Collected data
* begin *

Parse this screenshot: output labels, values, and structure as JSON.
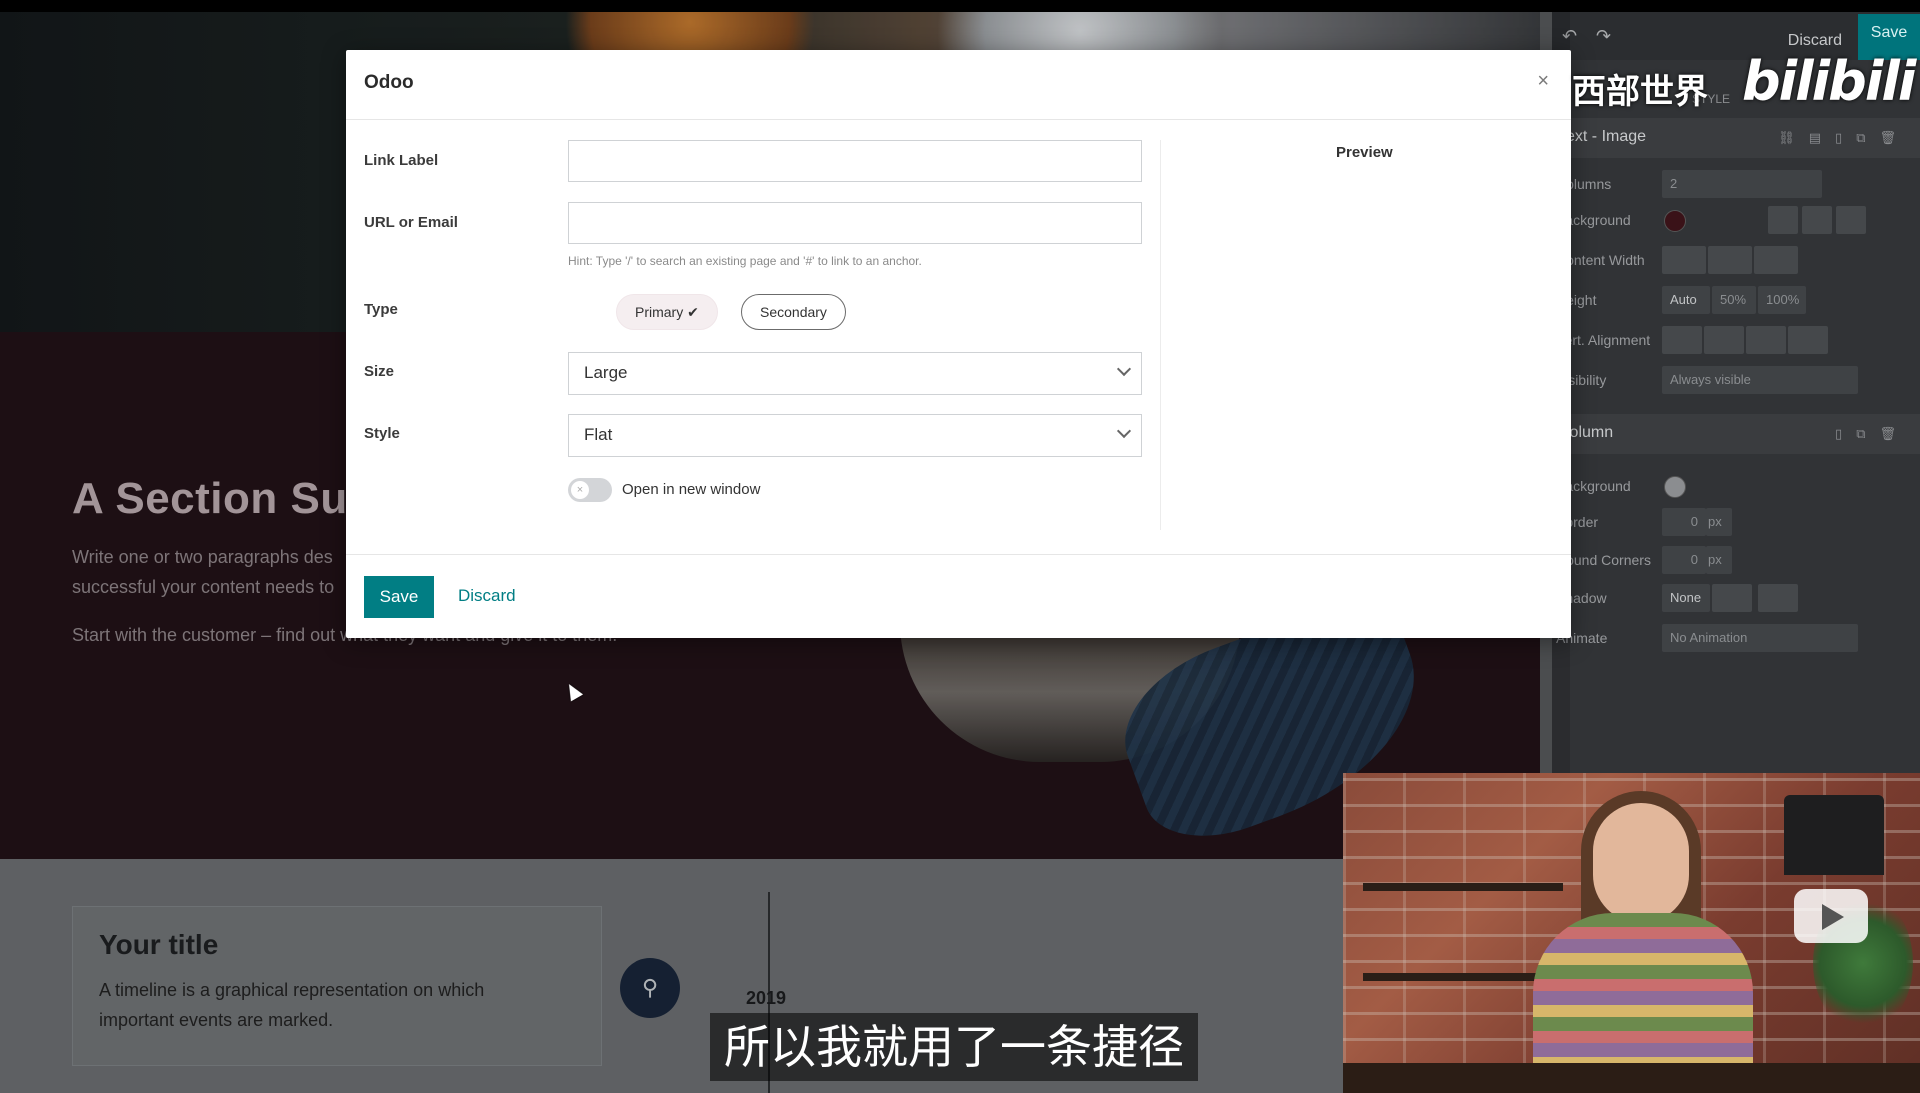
{
  "website": {
    "section_heading": "A Section Su",
    "section_para1": "Write one or two paragraphs des successful your content needs to",
    "section_para2": "Start with the customer – find out what they want and give it to them.",
    "timeline_title": "Your title",
    "timeline_text": "A timeline is a graphical representation on which important events are marked.",
    "timeline_year": "2019"
  },
  "editor_panel": {
    "discard_label": "Discard",
    "save_label": "Save",
    "tab_label": "STYLE",
    "section_text_image": "Text - Image",
    "rows_block": [
      {
        "label": "Columns",
        "value": "2"
      },
      {
        "label": "Background",
        "value": ""
      },
      {
        "label": "Content Width",
        "value": ""
      },
      {
        "label": "Height",
        "value": "Auto"
      },
      {
        "label": "Vert. Alignment",
        "value": ""
      },
      {
        "label": "Visibility",
        "value": "Always visible"
      }
    ],
    "height_options": [
      "Auto",
      "50%",
      "100%"
    ],
    "section_column": "Column",
    "rows_column": [
      {
        "label": "Background",
        "value": ""
      },
      {
        "label": "Border",
        "value": "0",
        "unit": "px"
      },
      {
        "label": "Round Corners",
        "value": "0",
        "unit": "px"
      },
      {
        "label": "Shadow",
        "value": "None"
      },
      {
        "label": "Animate",
        "value": "No Animation"
      }
    ],
    "colors": {
      "block_bg_swatch": "#3a1218",
      "column_bg_swatch": "#8b8d90"
    }
  },
  "modal": {
    "title": "Odoo",
    "close_icon": "×",
    "link_label": {
      "label": "Link Label",
      "value": "",
      "placeholder": ""
    },
    "url": {
      "label": "URL or Email",
      "value": "",
      "placeholder": "",
      "hint": "Hint: Type '/' to search an existing page and '#' to link to an anchor."
    },
    "type": {
      "label": "Type",
      "primary": "Primary ✔",
      "secondary": "Secondary"
    },
    "size": {
      "label": "Size",
      "selected": "Large"
    },
    "style": {
      "label": "Style",
      "selected": "Flat"
    },
    "new_window": {
      "label": "Open in new window",
      "checked": false
    },
    "preview_label": "Preview",
    "save_label": "Save",
    "discard_label": "Discard",
    "colors": {
      "primary": "#017e84"
    }
  },
  "overlay": {
    "watermark_cn": "西部世界",
    "watermark_logo": "bilibili",
    "subtitle": "所以我就用了一条捷径"
  }
}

* end *

• [WHAT YOU HAVE TO DO]:
All the records above need to be given again word for word. Skip the pictures.

• [COMPLETED TASK]:
Parse this screenshot: output labels, values, and structure as JSON.
{
  "website": {
    "section_heading": "A Section Su",
    "section_para1": "Write one or two paragraphs des successful your content needs to",
    "section_para2": "Start with the customer – find out what they want and give it to them.",
    "timeline_title": "Your title",
    "timeline_text": "A timeline is a graphical representation on which important events are marked.",
    "timeline_year": "2019"
  },
  "editor_panel": {
    "discard_label": "Discard",
    "save_label": "Save",
    "tab_label": "STYLE",
    "section_text_image": "Text - Image",
    "rows_block": [
      {
        "label": "Columns",
        "value": "2"
      },
      {
        "label": "Background",
        "value": ""
      },
      {
        "label": "Content Width",
        "value": ""
      },
      {
        "label": "Height",
        "value": "Auto"
      },
      {
        "label": "Vert. Alignment",
        "value": ""
      },
      {
        "label": "Visibility",
        "value": "Always visible"
      }
    ],
    "height_options": [
      "Auto",
      "50%",
      "100%"
    ],
    "section_column": "Column",
    "rows_column": [
      {
        "label": "Background",
        "value": ""
      },
      {
        "label": "Border",
        "value": "0",
        "unit": "px"
      },
      {
        "label": "Round Corners",
        "value": "0",
        "unit": "px"
      },
      {
        "label": "Shadow",
        "value": "None"
      },
      {
        "label": "Animate",
        "value": "No Animation"
      }
    ],
    "colors": {
      "block_bg_swatch": "#3a1218",
      "column_bg_swatch": "#8b8d90"
    }
  },
  "modal": {
    "title": "Odoo",
    "close_icon": "×",
    "link_label": {
      "label": "Link Label",
      "value": "",
      "placeholder": ""
    },
    "url": {
      "label": "URL or Email",
      "value": "",
      "placeholder": "",
      "hint": "Hint: Type '/' to search an existing page and '#' to link to an anchor."
    },
    "type": {
      "label": "Type",
      "primary": "Primary ✔",
      "secondary": "Secondary"
    },
    "size": {
      "label": "Size",
      "selected": "Large"
    },
    "style": {
      "label": "Style",
      "selected": "Flat"
    },
    "new_window": {
      "label": "Open in new window",
      "checked": false
    },
    "preview_label": "Preview",
    "save_label": "Save",
    "discard_label": "Discard",
    "colors": {
      "primary": "#017e84"
    }
  },
  "overlay": {
    "watermark_cn": "西部世界",
    "watermark_logo": "bilibili",
    "subtitle": "所以我就用了一条捷径"
  }
}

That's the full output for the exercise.